» Short task:
Give only the number of lines in these records that contain the word "marker".

start Stored rows

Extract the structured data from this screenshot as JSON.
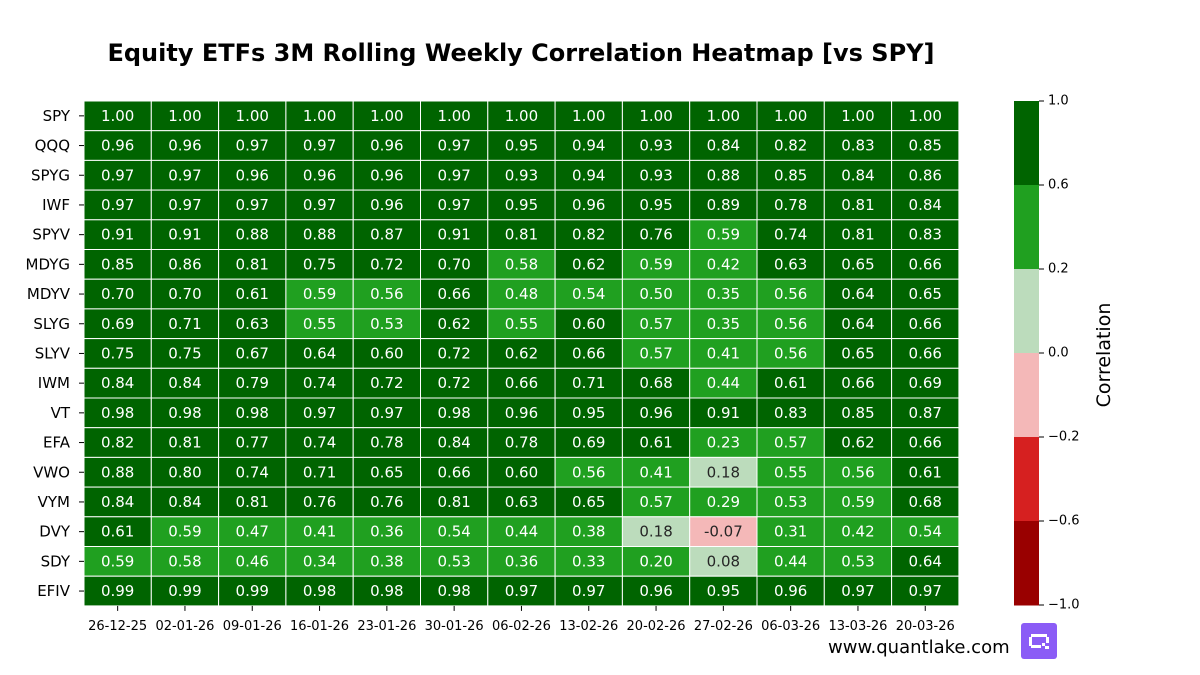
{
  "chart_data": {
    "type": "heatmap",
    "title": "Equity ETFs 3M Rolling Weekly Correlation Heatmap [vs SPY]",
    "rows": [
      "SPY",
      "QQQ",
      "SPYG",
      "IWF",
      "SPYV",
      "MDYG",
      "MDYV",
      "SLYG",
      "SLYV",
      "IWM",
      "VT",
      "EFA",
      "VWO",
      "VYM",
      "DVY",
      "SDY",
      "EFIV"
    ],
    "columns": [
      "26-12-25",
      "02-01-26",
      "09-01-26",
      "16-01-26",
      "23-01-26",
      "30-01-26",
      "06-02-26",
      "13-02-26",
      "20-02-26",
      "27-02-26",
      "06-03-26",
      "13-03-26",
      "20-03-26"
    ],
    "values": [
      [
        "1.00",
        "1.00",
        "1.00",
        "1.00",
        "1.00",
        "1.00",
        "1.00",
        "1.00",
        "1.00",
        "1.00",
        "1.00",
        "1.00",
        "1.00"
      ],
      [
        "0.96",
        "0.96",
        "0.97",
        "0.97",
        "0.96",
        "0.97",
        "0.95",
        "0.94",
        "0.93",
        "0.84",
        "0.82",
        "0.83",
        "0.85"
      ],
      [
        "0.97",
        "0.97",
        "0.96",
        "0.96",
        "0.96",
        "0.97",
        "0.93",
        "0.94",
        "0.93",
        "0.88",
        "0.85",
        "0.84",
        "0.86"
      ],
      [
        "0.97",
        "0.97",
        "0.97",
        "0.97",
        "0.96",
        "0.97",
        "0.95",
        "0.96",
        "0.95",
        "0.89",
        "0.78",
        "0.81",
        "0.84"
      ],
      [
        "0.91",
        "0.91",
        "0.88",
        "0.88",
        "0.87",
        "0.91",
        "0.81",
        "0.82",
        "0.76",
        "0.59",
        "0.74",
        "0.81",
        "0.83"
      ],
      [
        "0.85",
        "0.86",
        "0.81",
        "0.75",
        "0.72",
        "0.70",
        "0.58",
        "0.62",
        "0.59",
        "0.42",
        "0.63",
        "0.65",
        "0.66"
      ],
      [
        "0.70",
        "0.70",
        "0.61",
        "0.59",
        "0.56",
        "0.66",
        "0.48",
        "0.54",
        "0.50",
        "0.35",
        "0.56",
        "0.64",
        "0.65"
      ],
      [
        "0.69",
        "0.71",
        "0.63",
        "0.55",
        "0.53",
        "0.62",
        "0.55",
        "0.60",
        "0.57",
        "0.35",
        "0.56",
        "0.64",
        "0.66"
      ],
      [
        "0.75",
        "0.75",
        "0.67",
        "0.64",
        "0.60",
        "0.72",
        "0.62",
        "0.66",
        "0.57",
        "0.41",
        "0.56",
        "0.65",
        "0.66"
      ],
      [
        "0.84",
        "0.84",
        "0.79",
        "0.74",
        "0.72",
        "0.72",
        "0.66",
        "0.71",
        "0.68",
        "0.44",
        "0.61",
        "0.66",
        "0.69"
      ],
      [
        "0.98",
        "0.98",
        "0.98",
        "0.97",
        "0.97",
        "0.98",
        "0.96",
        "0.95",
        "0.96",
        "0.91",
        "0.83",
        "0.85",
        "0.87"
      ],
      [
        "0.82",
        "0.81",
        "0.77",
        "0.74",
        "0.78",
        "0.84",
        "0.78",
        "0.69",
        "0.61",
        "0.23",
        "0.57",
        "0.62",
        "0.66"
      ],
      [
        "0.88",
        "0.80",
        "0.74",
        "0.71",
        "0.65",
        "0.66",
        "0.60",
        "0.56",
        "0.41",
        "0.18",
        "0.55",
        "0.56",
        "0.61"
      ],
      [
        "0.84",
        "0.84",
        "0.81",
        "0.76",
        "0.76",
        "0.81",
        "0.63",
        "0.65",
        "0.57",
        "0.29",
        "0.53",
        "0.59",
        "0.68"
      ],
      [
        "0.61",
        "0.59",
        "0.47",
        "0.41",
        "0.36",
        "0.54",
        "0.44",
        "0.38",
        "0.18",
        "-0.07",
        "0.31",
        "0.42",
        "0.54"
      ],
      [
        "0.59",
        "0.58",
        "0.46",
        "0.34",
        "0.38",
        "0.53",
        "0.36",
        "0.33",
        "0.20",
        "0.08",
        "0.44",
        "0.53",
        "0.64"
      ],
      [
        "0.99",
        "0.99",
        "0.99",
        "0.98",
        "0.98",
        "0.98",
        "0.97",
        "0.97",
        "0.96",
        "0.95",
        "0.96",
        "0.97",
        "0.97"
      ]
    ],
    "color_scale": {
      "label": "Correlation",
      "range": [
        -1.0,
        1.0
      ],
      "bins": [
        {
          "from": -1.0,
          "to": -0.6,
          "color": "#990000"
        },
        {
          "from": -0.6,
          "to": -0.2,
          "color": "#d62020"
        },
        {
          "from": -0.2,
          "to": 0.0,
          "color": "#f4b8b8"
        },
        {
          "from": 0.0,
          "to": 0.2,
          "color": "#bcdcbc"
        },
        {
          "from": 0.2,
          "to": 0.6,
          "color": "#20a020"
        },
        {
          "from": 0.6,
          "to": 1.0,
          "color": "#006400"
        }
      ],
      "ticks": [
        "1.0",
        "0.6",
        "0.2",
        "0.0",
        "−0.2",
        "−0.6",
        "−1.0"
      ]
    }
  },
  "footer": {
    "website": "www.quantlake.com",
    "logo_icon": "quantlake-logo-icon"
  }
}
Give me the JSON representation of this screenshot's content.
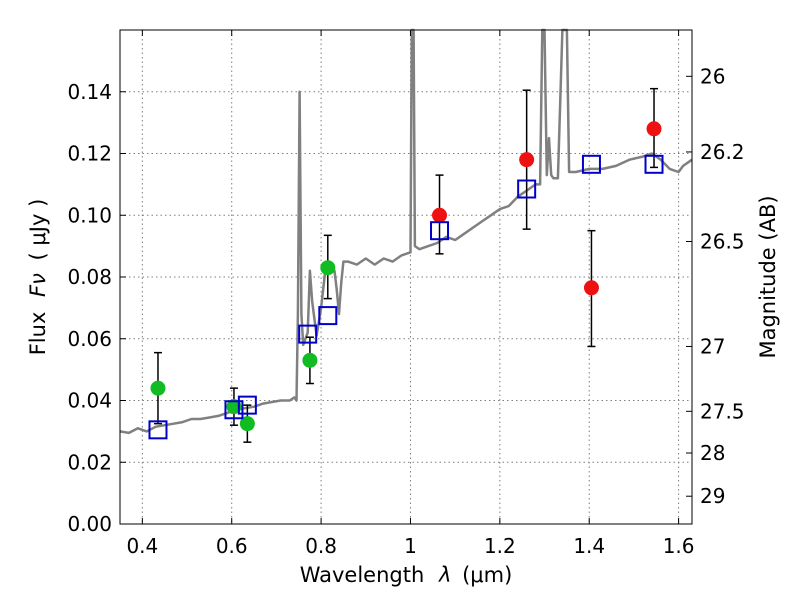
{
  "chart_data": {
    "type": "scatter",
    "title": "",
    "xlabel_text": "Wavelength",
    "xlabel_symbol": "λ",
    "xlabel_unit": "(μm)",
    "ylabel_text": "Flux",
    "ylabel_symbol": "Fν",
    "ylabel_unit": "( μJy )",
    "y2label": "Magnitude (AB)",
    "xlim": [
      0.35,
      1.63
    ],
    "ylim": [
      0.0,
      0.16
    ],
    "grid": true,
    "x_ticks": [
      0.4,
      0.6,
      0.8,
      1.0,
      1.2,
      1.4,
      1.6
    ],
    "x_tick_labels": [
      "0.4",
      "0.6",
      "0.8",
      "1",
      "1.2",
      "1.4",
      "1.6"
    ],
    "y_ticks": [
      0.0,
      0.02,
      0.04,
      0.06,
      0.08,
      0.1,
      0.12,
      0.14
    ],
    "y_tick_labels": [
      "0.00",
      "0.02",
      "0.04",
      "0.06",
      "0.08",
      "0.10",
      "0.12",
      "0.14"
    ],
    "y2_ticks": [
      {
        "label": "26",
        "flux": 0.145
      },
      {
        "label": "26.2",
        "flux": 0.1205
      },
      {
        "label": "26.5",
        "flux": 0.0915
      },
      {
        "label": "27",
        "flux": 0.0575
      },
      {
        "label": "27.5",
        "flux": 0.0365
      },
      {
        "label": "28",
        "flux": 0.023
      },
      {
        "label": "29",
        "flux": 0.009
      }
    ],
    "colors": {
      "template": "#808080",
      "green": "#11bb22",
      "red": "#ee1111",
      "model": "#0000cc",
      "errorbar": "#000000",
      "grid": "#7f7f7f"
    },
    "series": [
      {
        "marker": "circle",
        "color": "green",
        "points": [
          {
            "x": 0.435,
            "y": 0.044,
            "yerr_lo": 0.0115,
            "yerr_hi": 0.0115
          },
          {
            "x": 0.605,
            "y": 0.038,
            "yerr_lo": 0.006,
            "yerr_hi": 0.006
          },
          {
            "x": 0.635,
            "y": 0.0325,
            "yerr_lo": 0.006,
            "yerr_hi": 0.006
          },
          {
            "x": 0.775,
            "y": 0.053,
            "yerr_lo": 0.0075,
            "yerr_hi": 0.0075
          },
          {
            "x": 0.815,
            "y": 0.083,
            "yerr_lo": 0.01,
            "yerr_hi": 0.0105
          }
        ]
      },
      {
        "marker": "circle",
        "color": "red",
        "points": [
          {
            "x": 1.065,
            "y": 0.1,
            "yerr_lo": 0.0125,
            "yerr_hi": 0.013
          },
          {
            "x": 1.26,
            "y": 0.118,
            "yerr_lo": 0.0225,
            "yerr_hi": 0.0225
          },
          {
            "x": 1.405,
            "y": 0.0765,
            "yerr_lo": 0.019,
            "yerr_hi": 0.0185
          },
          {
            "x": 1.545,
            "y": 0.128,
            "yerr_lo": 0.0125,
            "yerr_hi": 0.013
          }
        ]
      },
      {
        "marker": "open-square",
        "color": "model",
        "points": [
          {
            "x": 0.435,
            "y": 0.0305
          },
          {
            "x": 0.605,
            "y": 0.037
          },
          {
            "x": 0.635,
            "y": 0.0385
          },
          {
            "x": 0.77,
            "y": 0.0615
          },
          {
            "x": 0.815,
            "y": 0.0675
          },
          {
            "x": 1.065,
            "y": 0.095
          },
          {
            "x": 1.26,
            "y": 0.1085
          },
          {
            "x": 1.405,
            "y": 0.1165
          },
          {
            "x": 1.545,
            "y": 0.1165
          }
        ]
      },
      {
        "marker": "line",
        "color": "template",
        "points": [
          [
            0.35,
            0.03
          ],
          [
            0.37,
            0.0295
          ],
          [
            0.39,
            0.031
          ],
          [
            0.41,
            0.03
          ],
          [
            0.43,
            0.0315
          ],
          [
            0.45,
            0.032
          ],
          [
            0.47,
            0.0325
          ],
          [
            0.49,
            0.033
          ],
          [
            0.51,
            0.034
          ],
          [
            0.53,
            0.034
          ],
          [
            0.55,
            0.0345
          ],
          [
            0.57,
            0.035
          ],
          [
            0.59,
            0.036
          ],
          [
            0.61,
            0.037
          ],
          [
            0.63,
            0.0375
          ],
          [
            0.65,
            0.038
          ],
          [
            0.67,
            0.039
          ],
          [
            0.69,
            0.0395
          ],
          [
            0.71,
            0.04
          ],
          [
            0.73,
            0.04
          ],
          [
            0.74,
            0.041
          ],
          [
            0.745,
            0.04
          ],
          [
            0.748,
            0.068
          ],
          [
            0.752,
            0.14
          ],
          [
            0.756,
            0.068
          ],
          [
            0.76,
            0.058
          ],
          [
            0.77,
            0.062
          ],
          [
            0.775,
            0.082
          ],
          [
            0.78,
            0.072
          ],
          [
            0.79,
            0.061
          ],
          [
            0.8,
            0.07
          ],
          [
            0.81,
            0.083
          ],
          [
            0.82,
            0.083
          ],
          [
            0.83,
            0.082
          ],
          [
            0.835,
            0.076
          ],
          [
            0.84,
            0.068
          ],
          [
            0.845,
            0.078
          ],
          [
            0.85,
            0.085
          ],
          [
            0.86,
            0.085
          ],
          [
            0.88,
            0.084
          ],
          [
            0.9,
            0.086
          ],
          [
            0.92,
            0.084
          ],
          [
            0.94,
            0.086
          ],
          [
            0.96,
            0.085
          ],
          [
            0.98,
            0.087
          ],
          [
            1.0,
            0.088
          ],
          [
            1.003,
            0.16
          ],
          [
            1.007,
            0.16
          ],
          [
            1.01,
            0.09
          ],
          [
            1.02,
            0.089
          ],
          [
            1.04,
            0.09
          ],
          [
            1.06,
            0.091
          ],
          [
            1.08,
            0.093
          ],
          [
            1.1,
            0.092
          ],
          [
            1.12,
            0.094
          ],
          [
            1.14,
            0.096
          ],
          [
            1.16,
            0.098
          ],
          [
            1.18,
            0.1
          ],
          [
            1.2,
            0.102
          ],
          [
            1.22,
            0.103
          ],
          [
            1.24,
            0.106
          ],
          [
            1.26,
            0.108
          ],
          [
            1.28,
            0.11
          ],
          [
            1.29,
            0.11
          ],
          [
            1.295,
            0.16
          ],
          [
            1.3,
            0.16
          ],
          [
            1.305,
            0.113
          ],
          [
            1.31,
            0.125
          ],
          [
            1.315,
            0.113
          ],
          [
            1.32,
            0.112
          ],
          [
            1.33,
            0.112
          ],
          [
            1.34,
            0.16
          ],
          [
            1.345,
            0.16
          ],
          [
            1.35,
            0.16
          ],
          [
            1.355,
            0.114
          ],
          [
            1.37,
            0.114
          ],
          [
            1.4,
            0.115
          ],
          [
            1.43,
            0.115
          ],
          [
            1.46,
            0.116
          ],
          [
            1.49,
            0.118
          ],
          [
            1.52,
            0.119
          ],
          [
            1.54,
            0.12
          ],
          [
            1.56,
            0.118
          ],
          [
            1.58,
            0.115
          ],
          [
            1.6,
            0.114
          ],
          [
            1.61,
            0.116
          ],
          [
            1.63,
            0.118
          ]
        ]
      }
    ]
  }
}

end Stored rows

» Response:
4